Data records:
* Begin *

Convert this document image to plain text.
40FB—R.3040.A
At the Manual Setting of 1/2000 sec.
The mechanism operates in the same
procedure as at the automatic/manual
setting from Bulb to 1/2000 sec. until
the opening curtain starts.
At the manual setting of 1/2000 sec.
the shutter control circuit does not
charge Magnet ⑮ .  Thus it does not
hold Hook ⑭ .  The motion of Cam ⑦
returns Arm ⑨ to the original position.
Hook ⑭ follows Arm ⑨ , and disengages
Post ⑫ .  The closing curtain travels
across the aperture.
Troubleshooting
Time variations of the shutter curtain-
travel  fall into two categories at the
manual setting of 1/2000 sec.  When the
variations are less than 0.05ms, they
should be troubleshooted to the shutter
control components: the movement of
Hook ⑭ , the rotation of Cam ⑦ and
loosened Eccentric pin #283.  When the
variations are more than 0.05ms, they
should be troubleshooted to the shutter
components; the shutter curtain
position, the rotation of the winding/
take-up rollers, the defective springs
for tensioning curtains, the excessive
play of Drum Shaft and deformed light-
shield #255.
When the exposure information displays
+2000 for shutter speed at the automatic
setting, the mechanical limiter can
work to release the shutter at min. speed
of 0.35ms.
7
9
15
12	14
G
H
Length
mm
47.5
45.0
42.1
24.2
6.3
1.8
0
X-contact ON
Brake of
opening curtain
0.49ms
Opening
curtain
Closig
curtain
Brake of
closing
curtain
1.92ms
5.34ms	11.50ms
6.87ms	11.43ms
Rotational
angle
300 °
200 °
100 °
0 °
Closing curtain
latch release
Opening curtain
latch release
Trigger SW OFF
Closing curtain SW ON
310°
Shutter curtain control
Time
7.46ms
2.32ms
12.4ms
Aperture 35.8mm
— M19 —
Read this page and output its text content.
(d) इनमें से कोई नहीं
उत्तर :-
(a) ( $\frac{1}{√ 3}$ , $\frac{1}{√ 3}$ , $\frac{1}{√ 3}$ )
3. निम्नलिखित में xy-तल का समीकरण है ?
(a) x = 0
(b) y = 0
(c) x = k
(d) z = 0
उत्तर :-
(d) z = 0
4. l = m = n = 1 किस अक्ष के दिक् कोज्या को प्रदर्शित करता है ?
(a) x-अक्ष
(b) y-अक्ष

* End *

▸ **Task statement**
Pick every line with "than" in it and copy it.

▸ **Finished answer**
variations are less than 0.05ms, they
variations are more than 0.05ms, they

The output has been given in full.